**To be done**. Without including any pictures, copy each entry below exactly.

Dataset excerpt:
- - - -

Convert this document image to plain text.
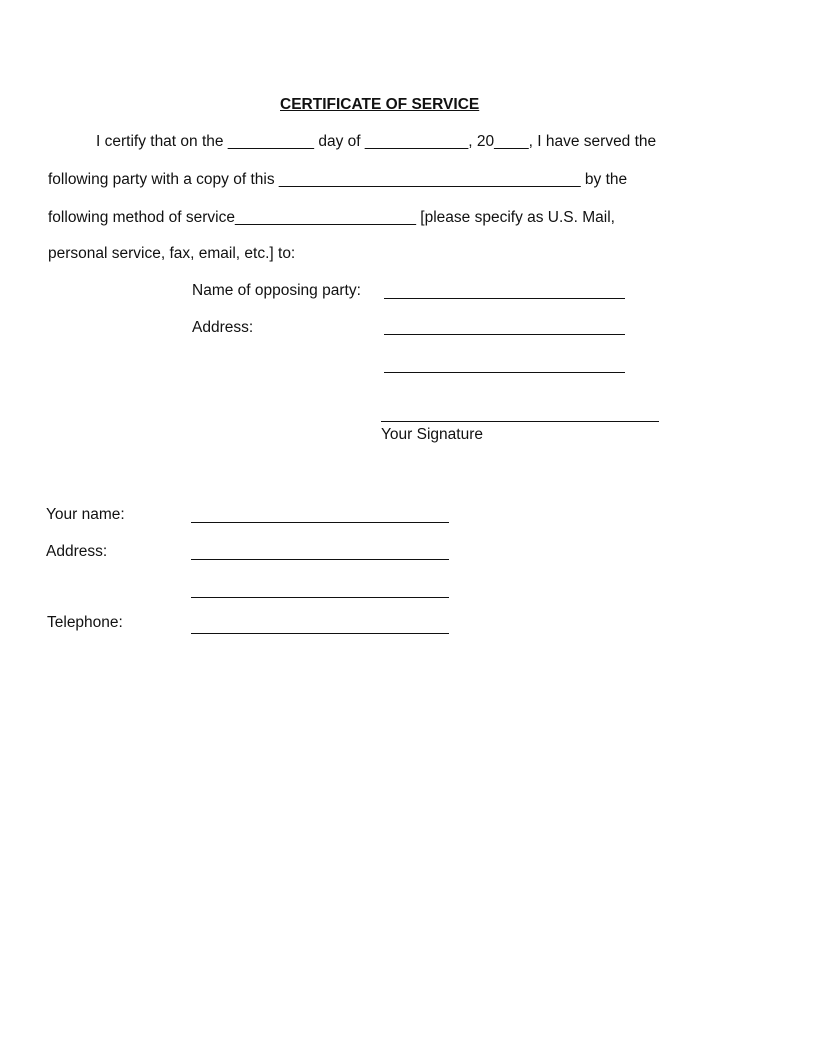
CERTIFICATE OF SERVICE
I certify that on the __________ day of ____________, 20____, I have served the
following party with a copy of this ___________________________________ by the
following method of service_____________________ [please specify as U.S. Mail,
personal service, fax, email, etc.] to:
Name of opposing party:
Address:
Your Signature
Your name:
Address:
Telephone:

- - - -

**Output**.
Convert this document image to plain text.
CERTIFICATE OF SERVICE
I certify that on the __________ day of ____________, 20____, I have served the
following party with a copy of this ___________________________________ by the
following method of service_____________________ [please specify as U.S. Mail,
personal service, fax, email, etc.] to:
Name of opposing party:
Address:
Your Signature
Your name:
Address:
Telephone:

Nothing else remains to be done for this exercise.